What the exercise asks. Can you return, without any change, the rows from the very first one through the line that contains "264, 1384, 442]", both of those included?

Stored data entries.
↓↓↓

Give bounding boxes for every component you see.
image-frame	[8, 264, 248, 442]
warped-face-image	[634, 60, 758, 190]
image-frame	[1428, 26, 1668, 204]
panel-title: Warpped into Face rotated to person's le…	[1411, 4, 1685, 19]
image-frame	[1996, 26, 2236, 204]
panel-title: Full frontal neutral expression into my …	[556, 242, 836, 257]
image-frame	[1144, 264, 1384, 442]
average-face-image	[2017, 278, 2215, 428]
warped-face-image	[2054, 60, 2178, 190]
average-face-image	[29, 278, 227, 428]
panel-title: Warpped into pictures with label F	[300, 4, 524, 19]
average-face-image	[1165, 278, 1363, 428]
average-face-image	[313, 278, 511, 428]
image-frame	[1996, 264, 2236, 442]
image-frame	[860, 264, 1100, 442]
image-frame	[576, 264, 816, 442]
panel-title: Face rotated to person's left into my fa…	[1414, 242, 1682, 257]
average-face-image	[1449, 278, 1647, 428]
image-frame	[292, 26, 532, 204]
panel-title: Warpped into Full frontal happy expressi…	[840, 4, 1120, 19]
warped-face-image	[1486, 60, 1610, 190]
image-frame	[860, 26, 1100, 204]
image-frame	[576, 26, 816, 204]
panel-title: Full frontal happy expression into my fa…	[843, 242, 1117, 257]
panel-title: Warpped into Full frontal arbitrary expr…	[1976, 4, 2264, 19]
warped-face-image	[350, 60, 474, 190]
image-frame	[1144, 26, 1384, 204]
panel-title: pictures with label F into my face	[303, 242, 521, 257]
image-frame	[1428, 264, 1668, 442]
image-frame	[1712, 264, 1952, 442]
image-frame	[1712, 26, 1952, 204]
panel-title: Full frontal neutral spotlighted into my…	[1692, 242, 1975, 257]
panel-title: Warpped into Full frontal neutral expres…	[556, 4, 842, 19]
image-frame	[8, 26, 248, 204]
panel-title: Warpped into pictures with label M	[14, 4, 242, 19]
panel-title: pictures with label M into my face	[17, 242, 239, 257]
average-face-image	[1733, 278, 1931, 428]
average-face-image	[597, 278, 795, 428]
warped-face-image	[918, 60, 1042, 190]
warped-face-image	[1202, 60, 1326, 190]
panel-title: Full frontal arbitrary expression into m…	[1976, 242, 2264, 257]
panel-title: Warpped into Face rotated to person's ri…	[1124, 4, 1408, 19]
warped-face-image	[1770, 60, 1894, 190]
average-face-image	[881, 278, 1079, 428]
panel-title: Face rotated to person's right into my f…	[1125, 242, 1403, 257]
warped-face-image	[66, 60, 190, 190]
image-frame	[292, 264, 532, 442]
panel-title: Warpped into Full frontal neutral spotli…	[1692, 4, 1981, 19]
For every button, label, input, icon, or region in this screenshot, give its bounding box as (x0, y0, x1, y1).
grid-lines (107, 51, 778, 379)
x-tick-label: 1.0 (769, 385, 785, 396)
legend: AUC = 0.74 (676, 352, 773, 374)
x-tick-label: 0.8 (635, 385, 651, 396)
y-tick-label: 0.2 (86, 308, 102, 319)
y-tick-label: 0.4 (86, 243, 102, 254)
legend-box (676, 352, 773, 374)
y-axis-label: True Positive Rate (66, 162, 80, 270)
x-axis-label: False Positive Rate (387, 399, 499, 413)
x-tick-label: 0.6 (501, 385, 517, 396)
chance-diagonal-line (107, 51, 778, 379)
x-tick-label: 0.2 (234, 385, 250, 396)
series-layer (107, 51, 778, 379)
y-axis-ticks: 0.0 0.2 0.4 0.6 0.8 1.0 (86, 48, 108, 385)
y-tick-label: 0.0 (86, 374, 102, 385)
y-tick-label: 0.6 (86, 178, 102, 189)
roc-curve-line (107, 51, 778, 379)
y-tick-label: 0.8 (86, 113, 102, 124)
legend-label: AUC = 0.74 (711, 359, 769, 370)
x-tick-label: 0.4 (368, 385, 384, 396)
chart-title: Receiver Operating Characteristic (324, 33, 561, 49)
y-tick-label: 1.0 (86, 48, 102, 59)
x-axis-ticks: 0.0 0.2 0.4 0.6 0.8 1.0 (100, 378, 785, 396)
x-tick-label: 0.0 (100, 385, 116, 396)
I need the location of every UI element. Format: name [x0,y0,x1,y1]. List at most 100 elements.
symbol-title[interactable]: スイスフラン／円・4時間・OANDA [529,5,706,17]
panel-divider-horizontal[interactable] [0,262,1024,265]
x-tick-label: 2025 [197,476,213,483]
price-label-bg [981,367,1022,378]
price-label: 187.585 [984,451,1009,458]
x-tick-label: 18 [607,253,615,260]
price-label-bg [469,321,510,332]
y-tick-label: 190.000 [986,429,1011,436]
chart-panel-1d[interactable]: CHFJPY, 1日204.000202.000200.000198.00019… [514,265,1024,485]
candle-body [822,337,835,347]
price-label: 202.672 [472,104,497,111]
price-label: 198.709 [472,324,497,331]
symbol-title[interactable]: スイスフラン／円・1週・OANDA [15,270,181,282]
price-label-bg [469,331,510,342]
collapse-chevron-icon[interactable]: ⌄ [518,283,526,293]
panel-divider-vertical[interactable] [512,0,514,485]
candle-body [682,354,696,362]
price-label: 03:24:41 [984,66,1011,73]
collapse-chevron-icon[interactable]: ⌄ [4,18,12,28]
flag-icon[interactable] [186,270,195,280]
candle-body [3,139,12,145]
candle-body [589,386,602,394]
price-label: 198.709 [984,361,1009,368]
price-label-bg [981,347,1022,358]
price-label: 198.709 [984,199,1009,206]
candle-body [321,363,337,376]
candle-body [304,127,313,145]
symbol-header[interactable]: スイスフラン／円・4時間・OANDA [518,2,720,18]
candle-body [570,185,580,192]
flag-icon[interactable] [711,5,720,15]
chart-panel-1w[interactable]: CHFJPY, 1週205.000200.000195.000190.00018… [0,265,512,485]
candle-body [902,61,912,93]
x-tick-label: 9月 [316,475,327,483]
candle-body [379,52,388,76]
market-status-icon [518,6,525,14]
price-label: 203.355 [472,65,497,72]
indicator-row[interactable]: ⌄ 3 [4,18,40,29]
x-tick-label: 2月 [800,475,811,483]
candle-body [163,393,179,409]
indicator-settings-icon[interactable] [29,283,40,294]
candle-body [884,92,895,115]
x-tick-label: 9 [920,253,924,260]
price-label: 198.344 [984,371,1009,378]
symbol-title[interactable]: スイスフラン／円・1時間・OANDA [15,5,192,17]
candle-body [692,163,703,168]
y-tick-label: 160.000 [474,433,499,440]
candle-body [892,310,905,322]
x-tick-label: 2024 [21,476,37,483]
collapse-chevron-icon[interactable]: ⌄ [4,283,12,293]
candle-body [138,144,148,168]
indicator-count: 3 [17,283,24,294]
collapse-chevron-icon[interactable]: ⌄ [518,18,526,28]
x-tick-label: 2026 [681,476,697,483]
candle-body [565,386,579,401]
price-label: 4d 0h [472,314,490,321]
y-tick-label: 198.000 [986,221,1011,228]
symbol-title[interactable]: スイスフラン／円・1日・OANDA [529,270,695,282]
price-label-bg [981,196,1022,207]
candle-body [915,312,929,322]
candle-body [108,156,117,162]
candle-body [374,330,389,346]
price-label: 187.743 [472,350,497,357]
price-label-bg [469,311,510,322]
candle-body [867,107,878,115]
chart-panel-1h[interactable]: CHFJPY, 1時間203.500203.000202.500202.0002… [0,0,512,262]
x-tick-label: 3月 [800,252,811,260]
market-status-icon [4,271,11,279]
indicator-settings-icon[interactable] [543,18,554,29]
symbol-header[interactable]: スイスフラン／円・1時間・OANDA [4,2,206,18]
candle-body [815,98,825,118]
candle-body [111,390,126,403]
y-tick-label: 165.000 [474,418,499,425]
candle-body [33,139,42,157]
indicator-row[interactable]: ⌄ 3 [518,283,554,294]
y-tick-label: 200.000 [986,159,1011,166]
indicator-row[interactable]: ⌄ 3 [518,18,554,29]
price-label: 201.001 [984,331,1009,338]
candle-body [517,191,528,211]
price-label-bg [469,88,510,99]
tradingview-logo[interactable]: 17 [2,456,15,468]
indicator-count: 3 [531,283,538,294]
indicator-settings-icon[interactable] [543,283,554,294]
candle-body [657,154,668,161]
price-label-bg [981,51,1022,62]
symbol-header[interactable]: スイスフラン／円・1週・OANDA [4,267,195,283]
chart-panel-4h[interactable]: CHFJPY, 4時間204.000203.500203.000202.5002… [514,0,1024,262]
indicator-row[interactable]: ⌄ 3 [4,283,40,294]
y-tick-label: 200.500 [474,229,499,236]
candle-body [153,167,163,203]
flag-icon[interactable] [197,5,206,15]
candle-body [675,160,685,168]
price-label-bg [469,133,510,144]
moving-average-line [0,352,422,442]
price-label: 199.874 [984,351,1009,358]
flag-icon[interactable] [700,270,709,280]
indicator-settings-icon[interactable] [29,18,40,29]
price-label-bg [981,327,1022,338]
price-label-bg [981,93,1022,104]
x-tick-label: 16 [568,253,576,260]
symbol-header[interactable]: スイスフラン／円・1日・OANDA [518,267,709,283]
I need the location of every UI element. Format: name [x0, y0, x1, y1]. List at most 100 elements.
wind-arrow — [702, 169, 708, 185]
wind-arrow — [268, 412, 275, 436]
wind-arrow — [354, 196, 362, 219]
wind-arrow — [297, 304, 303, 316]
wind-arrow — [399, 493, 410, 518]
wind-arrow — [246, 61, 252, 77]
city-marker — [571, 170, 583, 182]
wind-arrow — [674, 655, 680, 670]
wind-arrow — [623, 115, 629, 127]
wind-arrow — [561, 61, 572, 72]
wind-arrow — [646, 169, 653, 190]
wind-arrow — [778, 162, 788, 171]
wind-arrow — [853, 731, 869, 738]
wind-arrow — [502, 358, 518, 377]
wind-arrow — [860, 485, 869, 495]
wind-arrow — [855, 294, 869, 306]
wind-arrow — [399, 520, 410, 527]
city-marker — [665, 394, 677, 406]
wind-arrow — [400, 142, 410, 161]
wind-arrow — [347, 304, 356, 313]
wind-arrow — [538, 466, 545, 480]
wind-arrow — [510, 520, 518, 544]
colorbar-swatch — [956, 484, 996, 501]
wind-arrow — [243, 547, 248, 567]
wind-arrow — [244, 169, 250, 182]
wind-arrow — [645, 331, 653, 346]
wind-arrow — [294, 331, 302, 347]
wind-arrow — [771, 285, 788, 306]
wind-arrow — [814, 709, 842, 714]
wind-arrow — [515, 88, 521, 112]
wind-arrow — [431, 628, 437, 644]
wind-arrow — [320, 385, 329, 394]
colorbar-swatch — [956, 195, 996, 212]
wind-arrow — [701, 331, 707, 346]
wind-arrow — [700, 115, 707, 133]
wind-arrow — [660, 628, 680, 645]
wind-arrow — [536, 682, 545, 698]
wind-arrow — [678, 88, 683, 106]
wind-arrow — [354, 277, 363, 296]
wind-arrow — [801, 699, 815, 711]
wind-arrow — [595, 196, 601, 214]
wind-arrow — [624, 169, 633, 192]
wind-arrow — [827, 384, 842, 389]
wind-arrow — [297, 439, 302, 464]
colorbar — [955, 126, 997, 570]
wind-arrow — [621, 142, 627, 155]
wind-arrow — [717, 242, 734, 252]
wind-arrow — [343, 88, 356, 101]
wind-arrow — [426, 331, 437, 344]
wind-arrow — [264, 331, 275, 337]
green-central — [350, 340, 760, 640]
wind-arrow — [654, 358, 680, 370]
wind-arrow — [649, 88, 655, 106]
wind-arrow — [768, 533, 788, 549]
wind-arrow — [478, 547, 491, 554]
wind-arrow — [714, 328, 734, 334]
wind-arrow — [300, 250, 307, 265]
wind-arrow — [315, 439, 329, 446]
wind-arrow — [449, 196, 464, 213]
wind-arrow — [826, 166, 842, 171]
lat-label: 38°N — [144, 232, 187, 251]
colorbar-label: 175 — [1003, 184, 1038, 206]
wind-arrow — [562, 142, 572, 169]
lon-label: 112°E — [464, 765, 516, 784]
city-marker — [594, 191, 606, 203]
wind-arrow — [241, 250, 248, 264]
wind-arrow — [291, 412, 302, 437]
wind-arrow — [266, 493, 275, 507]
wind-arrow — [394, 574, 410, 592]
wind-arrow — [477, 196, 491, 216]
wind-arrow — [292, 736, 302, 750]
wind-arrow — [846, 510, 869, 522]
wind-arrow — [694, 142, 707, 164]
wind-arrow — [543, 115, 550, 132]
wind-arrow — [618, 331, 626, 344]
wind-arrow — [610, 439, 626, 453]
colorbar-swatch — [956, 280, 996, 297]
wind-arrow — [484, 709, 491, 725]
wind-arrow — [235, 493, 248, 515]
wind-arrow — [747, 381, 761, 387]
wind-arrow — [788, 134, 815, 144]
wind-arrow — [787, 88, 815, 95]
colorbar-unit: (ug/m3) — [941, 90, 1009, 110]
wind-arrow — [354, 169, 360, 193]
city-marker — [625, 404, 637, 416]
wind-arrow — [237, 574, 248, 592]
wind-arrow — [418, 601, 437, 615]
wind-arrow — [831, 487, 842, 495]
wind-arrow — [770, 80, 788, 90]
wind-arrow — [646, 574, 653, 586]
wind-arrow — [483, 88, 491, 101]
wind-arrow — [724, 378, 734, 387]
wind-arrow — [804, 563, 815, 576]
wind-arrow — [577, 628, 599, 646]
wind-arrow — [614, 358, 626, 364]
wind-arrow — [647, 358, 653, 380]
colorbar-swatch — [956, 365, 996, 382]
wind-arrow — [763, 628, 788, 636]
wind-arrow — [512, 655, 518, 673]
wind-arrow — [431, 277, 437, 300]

↑↑↑

Task output.
Give bounding boxes for every component you see.
image-frame	[8, 264, 248, 442]
warped-face-image	[634, 60, 758, 190]
image-frame	[1428, 26, 1668, 204]
panel-title: Warpped into Face rotated to person's le…	[1411, 4, 1685, 19]
image-frame	[1996, 26, 2236, 204]
panel-title: Full frontal neutral expression into my …	[556, 242, 836, 257]
image-frame	[1144, 264, 1384, 442]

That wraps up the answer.